Page excerpt:
★ ★ ★ ★ ★ ★ ★

# 25.5cm waist width and size 8 feet. Too wide?



## snedvesky (Dec 31, 2009)

how much are you gonna get it for?


----------



## Wiredsport (Sep 16, 2009)

redlude97 said:


> About to pull the trigger on a 159cm NS F1-R for a powder/freeride board, but am slightly hesitant due to the waist width. Rode a 159cm Ride Concept TMS(25.4cm) last year for powder/freeride and it felt slightly sluggish due to the combination of length and width. I normally ride boards in the range from 152-157cm for all mountain/freestyle and weigh ~165lbs. Will it be too wide? From what I remember the overhang with the TMS wasn't much


Yes, it will be too wide. A size 8 foot is 26 cm. That board is 26.6 cm at the center insert. That means that your feet (even at 0/0) will be within the confines of the edges.

Here is a recent blog post we did on width that I hope is helpful:

The Boarder's Blog - Snowboard Width - Huh?

How wide of a snowboard do I need? Where is the width of a snowboard measured? What does width mean in terms of my boot size?

★ ★ ★ ★ ★ ★ ★

Data section:
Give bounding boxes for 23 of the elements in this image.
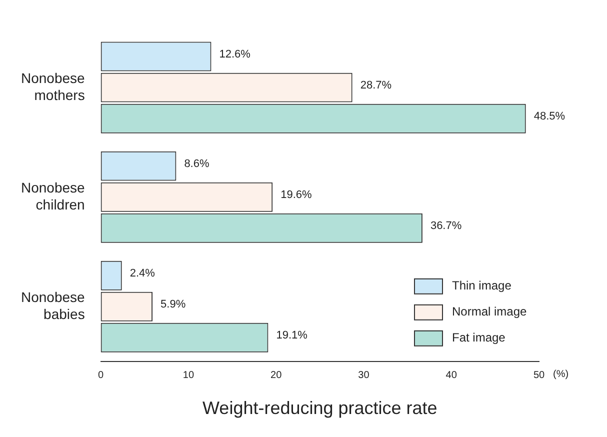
y-tick-label: Nonobese children	[21, 180, 86, 212]
y-tick-label: Nonobese babies	[21, 289, 86, 322]
x-tick-label: 20	[270, 370, 282, 382]
data-label: 8.6%	[184, 158, 210, 170]
data-label: 19.1%	[276, 330, 308, 342]
y-tick-label: Nonobese mothers	[21, 70, 86, 103]
legend-label: Normal image	[452, 304, 528, 319]
text: (%)	[553, 369, 569, 380]
x-tick-label: 30	[358, 370, 370, 382]
x-tick-label: 40	[446, 370, 458, 382]
x-tick-label: 0	[98, 370, 104, 382]
data-label: 48.5%	[534, 110, 566, 123]
data-label: 36.7%	[430, 220, 462, 232]
data-label: 12.6%	[219, 48, 251, 61]
data-label: 5.9%	[160, 298, 186, 311]
data-label: 19.6%	[280, 189, 312, 202]
x-axis-title: Weight-reducing practice rate	[202, 398, 438, 418]
x-tick-label: 50	[533, 370, 545, 382]
legend-label: Thin image	[452, 278, 512, 293]
data-label: 28.7%	[360, 80, 392, 92]
data-label: 2.4%	[130, 268, 156, 280]
x-tick-label: 10	[182, 370, 194, 382]
legend-label: Fat image	[452, 330, 506, 345]
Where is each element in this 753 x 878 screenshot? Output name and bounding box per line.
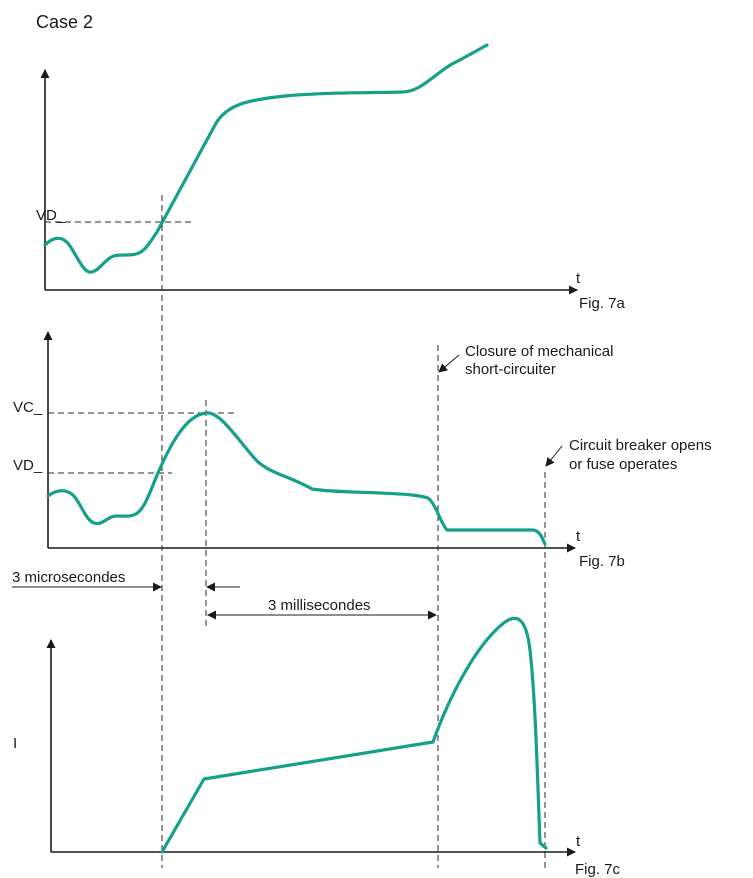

★ ★ ★ ★ ★ ★ ★

What to do:
**1.** In the snowboard width thread, rewrite everything from "Yes, it will" down to "Width - Huh?", changing "edges" to "sides".
**2.** Summarize the snowboard width thread in two sentences.
**3.** According to the snowboard width thread, how wide is the NS F1-R at the center insert?

Responses:
**1.**
Yes, it will be too wide. A size 8 foot is 26 cm. That board is 26.6 cm at the center insert. That means that your feet (even at 0/0) will be within the confines of the sides.

Here is a recent blog post we did on width that I hope is helpful:

The Boarder's Blog - Snowboard Width - Huh?

**2.** A rider weighing about 165 lbs asks whether a 159cm NS F1-R meant for powder and freeride will be too wide, noting that a 159cm Ride Concept TMS at 25.4cm felt slightly sluggish the previous year. Wiredsport answers that it will be too wide, because a size 8 foot is 26 cm and the board is 26.6 cm at the center insert, and shares a blog post on snowboard width.

**3.** 26.6 cm.